◆ Exercise details ◆
Go through the listing and copy each line that has the string "Наибольшее" in it.

◆ Record excerpts ◆
"""

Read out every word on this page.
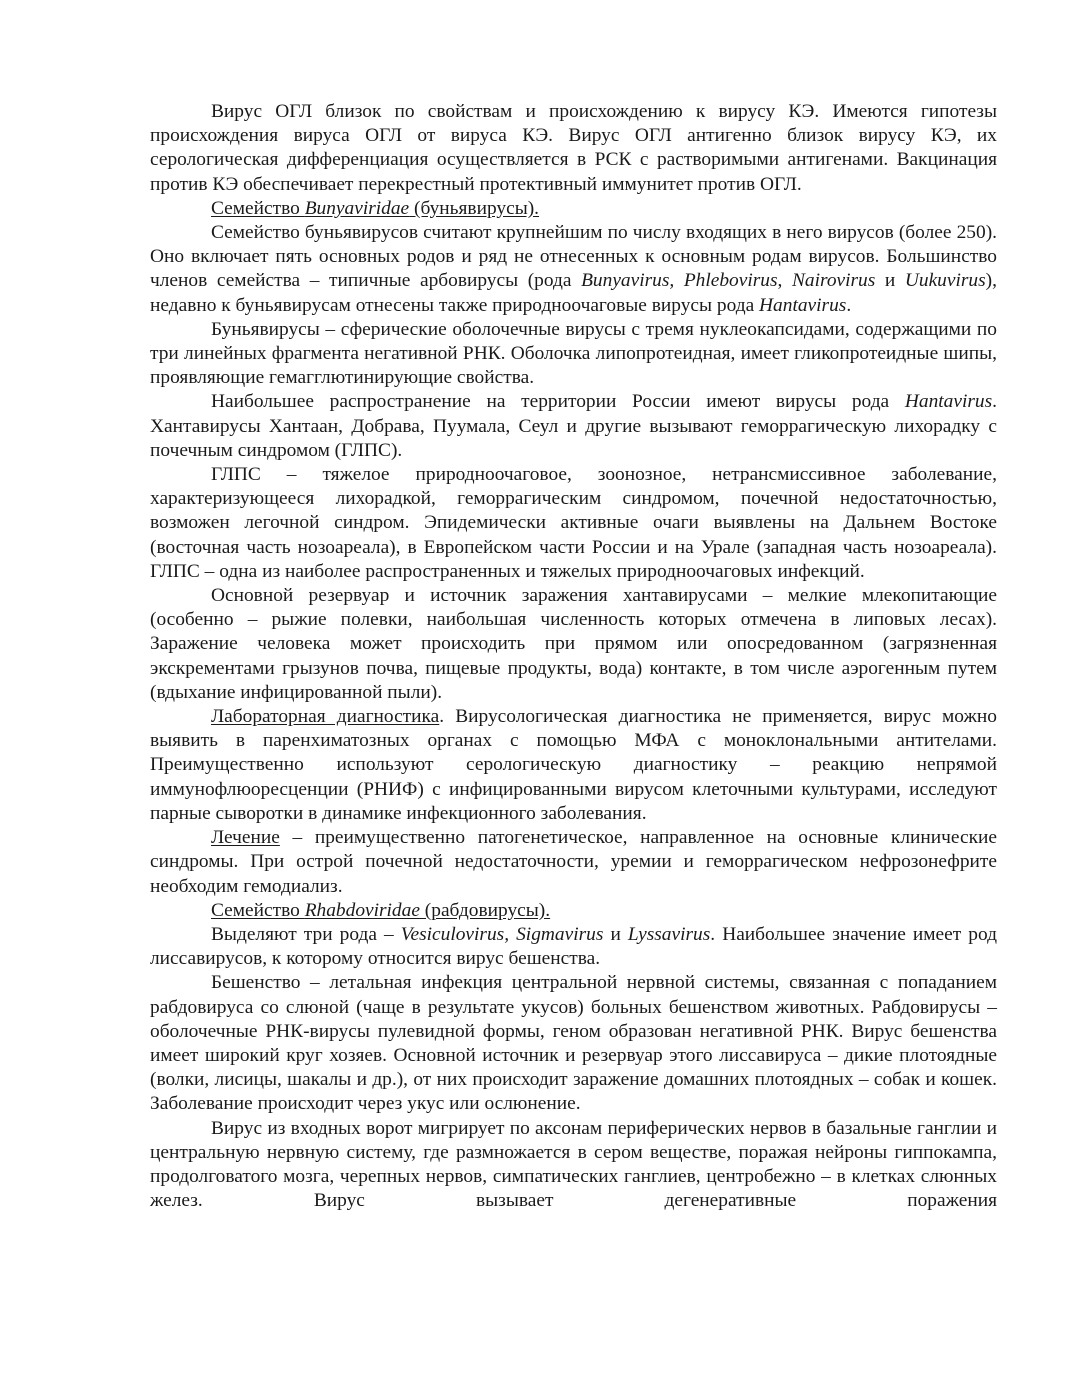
Вирус ОГЛ близок по свойствам и происхождению к вирусу КЭ. Имеются гипотезы происхождения вируса ОГЛ от вируса КЭ. Вирус ОГЛ антигенно близок вирусу КЭ, их серологическая дифференциация осуществляется в РСК с растворимыми антигенами. Вакцинация против КЭ обеспечивает перекрестный протективный иммунитет против ОГЛ.

Семейство Bunyaviridae (буньявирусы).

Семейство буньявирусов считают крупнейшим по числу входящих в него вирусов (более 250). Оно включает пять основных родов и ряд не отнесенных к основным родам вирусов. Большинство членов семейства – типичные арбовирусы (рода Bunyavirus, Phlebovirus, Nairovirus и Uukuvirus), недавно к буньявирусам отнесены также природноочаговые вирусы рода Hantavirus.

Буньявирусы – сферические оболочечные вирусы с тремя нуклеокапсидами, содержащими по три линейных фрагмента негативной РНК. Оболочка липопротеидная, имеет гликопротеидные шипы, проявляющие гемагглютинирующие свойства.

Наибольшее распространение на территории России имеют вирусы рода Hantavirus. Хантавирусы Хантаан, Добрава, Пуумала, Сеул и другие вызывают геморрагическую лихорадку с почечным синдромом (ГЛПС).

ГЛПС – тяжелое природноочаговое, зоонозное, нетрансмиссивное заболевание, характеризующееся лихорадкой, геморрагическим синдромом, почечной недостаточностью, возможен легочной синдром. Эпидемически активные очаги выявлены на Дальнем Востоке (восточная часть нозоареала), в Европейском части России и на Урале (западная часть нозоареала). ГЛПС – одна из наиболее распространенных и тяжелых природноочаговых инфекций.

Основной резервуар и источник заражения хантавирусами – мелкие млекопитающие (особенно – рыжие полевки, наибольшая численность которых отмечена в липовых лесах). Заражение человека может происходить при прямом или опосредованном (загрязненная экскрементами грызунов почва, пищевые продукты, вода) контакте, в том числе аэрогенным путем (вдыхание инфицированной пыли).

Лабораторная диагностика. Вирусологическая диагностика не применяется, вирус можно выявить в паренхиматозных органах с помощью МФА с моноклональными антителами. Преимущественно используют серологическую диагностику – реакцию непрямой иммунофлюоресценции (РНИФ) с инфицированными вирусом клеточными культурами, исследуют парные сыворотки в динамике инфекционного заболевания.

Лечение – преимущественно патогенетическое, направленное на основные клинические синдромы. При острой почечной недостаточности, уремии и геморрагическом нефрозонефрите необходим гемодиализ.

Семейство Rhabdoviridae (рабдовирусы).

Выделяют три рода – Vesiculovirus, Sigmavirus и Lyssavirus. Наибольшее значение имеет род лиссавирусов, к которому относится вирус бешенства.

Бешенство – летальная инфекция центральной нервной системы, связанная с попаданием рабдовируса со слюной (чаще в результате укусов) больных бешенством животных. Рабдовирусы – оболочечные РНК-вирусы пулевидной формы, геном образован негативной РНК. Вирус бешенства имеет широкий круг хозяев. Основной источник и резервуар этого лиссавируса – дикие плотоядные (волки, лисицы, шакалы и др.), от них происходит заражение домашних плотоядных – собак и кошек. Заболевание происходит через укус или ослюнение.

Вирус из входных ворот мигрирует по аксонам периферических нервов в базальные ганглии и центральную нервную систему, где размножается в сером веществе, поражая нейроны гиппокампа, продолговатого мозга, черепных нервов, симпатических ганглиев, центробежно – в клетках слюнных желез. Вирус вызывает дегенеративные поражения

"""

◆ Task result ◆
Наибольшее распространение на территории России имеют вирусы рода Hantavirus. Хантавирусы Хантаан, Добрава, Пуумала, Сеул и другие вызывают геморрагическую лихорадку с почечным синдромом (ГЛПС).
Выделяют три рода – Vesiculovirus, Sigmavirus и Lyssavirus. Наибольшее значение имеет род лиссавирусов, к которому относится вирус бешенства.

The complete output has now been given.